Show every line of the records below that contains the word "ylabel".

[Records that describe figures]
++++++++

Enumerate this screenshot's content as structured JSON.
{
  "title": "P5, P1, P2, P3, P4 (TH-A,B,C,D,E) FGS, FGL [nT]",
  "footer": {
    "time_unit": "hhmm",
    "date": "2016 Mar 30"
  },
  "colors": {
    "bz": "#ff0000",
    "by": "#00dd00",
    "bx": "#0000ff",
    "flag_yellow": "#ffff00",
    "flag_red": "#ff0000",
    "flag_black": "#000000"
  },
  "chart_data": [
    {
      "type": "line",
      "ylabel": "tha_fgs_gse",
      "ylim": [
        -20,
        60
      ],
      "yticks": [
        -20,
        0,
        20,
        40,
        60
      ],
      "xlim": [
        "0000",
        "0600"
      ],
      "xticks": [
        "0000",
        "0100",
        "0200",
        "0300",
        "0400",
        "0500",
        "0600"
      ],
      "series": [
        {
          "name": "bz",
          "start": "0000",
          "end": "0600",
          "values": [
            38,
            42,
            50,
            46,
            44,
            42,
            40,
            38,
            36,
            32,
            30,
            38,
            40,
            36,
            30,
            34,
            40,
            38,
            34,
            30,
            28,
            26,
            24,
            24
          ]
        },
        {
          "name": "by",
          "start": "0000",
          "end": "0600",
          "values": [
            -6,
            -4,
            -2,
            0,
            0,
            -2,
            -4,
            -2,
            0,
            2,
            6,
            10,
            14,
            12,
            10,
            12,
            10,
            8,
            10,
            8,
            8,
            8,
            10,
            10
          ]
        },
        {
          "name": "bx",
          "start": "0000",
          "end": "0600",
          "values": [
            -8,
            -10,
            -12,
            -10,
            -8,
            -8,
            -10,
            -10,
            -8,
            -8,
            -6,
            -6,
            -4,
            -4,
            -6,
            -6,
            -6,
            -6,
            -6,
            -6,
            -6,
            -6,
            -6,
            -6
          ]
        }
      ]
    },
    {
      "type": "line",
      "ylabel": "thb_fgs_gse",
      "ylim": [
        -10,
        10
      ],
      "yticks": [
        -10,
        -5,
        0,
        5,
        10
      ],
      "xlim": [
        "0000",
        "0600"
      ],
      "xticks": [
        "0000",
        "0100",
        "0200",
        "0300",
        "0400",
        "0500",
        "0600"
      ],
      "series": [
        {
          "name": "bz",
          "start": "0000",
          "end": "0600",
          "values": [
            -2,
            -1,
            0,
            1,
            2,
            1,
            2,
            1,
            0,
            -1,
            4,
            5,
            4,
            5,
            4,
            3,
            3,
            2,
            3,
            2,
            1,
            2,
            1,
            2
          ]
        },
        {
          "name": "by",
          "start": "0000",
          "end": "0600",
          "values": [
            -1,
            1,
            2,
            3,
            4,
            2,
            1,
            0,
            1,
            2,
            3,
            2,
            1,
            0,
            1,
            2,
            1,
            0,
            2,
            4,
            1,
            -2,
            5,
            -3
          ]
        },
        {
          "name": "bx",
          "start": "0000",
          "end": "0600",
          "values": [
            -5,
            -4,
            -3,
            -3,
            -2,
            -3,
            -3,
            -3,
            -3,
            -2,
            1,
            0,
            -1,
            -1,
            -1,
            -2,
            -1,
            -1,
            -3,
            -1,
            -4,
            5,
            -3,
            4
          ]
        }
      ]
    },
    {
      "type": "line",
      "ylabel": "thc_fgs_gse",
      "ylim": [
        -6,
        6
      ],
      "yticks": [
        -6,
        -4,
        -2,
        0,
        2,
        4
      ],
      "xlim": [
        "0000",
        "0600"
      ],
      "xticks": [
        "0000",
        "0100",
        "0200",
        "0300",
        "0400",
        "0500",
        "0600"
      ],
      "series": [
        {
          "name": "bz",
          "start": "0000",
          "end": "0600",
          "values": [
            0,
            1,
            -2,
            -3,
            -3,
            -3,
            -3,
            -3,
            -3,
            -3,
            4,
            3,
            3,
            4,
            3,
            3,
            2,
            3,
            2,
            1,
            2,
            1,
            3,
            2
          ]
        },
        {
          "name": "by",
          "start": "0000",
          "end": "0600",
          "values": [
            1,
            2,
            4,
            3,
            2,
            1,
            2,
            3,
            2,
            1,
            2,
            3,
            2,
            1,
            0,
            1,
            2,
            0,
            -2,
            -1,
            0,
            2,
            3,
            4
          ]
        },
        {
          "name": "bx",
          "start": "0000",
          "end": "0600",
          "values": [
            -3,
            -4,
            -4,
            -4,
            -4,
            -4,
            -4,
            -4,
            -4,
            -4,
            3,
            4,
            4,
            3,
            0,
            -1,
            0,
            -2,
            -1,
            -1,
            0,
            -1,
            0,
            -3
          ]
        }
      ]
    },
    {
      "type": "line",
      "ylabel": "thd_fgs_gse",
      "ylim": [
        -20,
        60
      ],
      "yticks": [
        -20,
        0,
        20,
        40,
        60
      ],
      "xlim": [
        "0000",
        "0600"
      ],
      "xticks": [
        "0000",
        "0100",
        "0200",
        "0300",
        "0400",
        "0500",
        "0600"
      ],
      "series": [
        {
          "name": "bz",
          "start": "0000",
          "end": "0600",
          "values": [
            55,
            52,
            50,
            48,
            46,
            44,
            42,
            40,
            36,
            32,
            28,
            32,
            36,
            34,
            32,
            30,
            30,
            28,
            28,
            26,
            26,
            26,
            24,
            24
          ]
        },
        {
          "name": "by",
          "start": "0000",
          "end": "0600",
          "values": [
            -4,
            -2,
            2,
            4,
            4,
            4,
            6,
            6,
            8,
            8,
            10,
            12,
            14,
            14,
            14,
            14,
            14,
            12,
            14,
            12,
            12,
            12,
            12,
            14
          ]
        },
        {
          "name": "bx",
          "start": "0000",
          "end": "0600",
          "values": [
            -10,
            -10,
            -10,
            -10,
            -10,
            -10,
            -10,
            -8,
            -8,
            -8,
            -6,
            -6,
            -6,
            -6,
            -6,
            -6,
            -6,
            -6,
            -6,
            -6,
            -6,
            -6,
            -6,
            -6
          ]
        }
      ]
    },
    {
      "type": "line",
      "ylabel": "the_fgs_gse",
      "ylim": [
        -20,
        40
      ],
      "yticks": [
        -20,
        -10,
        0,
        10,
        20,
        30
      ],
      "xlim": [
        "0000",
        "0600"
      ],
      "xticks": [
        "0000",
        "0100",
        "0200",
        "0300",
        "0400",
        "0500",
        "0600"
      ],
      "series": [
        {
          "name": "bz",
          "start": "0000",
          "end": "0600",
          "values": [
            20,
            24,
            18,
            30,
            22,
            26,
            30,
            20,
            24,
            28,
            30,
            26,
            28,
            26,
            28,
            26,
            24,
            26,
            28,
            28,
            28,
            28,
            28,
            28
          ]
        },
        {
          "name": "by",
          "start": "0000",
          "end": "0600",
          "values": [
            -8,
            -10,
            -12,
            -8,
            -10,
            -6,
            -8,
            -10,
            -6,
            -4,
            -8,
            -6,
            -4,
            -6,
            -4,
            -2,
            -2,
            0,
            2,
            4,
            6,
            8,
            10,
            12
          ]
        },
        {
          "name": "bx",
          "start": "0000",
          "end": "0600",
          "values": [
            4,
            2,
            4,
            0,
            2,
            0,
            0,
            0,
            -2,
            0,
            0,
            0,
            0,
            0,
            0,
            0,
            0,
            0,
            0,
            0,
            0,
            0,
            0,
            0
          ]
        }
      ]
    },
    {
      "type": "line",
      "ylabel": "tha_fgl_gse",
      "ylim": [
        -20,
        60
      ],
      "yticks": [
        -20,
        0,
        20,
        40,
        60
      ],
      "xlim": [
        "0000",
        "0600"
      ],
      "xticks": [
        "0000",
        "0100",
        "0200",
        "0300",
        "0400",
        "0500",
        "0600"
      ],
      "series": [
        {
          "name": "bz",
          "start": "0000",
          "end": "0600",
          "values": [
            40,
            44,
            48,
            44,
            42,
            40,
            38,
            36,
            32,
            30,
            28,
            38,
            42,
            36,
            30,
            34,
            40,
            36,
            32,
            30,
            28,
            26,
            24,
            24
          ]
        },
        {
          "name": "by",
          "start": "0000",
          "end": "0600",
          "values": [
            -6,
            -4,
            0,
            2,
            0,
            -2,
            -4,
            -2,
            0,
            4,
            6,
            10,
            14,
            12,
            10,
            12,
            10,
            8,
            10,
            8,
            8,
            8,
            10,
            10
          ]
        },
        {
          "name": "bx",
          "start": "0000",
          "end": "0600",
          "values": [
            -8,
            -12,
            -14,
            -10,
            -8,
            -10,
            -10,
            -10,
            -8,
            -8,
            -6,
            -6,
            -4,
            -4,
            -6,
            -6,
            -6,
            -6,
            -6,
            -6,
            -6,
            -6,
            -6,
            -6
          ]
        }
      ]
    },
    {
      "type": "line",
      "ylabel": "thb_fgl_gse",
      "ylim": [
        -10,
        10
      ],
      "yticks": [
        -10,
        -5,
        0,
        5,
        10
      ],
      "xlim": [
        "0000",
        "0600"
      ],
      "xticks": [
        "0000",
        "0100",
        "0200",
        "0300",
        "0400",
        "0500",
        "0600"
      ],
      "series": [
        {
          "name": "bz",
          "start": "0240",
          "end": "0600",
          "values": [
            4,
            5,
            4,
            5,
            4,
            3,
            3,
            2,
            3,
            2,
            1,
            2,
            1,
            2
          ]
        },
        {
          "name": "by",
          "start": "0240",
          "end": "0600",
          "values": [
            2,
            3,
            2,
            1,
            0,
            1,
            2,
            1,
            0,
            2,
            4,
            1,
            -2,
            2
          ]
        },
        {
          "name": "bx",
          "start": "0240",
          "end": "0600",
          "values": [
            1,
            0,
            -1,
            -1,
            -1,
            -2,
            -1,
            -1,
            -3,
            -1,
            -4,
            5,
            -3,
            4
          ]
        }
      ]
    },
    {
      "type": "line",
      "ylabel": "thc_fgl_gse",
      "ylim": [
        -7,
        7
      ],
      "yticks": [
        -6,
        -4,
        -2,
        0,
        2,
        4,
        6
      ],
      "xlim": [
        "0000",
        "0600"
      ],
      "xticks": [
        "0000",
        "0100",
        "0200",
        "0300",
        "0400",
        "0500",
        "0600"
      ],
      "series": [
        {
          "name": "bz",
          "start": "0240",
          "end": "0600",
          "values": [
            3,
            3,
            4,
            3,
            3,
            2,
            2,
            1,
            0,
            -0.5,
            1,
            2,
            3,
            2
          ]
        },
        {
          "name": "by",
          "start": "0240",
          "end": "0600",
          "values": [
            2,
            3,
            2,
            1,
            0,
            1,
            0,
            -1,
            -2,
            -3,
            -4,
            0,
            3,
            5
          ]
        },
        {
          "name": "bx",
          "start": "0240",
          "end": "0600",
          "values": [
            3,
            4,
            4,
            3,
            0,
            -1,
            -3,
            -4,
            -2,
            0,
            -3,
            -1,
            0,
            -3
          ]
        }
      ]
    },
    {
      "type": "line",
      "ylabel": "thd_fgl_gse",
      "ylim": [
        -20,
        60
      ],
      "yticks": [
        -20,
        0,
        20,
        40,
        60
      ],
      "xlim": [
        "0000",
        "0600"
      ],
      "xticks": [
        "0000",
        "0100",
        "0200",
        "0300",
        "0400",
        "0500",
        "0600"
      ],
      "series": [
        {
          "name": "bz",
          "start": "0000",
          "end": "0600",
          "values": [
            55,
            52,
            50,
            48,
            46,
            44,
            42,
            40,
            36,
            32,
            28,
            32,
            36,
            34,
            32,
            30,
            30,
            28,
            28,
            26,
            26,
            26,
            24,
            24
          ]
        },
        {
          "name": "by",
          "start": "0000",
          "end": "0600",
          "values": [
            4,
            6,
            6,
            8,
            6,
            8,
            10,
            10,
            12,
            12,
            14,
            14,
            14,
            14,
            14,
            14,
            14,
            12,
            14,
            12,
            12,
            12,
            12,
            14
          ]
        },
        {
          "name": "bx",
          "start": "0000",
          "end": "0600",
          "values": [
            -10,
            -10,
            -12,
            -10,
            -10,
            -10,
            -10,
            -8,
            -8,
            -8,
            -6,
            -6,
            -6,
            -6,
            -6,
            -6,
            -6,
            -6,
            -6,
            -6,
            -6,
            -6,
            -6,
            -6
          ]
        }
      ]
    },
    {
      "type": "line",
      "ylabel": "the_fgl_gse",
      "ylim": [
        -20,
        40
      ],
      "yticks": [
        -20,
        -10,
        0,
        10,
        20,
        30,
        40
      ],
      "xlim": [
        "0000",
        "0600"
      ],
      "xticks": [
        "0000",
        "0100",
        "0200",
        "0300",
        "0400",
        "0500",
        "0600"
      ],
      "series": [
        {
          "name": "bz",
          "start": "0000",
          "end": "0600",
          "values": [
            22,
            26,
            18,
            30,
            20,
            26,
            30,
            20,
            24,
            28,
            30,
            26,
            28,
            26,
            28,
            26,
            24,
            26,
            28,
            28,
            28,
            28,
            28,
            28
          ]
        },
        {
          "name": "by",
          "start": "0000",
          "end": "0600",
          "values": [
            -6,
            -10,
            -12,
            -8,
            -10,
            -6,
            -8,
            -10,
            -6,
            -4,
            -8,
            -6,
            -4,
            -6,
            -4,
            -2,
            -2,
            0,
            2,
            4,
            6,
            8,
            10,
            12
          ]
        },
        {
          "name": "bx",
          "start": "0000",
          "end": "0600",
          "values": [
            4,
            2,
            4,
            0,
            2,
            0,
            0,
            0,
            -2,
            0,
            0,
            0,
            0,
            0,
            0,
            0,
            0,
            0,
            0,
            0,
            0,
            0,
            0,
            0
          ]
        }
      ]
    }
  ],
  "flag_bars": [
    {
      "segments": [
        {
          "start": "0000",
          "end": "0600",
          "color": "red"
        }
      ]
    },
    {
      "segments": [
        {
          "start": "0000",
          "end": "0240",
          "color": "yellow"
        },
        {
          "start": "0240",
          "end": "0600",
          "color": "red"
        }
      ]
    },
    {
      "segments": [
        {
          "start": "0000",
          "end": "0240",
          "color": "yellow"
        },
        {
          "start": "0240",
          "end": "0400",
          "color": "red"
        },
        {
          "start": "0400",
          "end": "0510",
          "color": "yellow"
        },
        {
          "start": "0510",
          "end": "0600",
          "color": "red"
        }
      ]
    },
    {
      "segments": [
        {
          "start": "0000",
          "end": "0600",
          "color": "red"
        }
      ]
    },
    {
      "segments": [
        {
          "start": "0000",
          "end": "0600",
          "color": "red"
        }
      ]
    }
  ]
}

++++++++

**Solution for this exercise**
      "ylabel": "tha_fgs_gse",
      "ylabel": "thb_fgs_gse",
      "ylabel": "thc_fgs_gse",
      "ylabel": "thd_fgs_gse",
      "ylabel": "the_fgs_gse",
      "ylabel": "tha_fgl_gse",
      "ylabel": "thb_fgl_gse",
      "ylabel": "thc_fgl_gse",
      "ylabel": "thd_fgl_gse",
      "ylabel": "the_fgl_gse",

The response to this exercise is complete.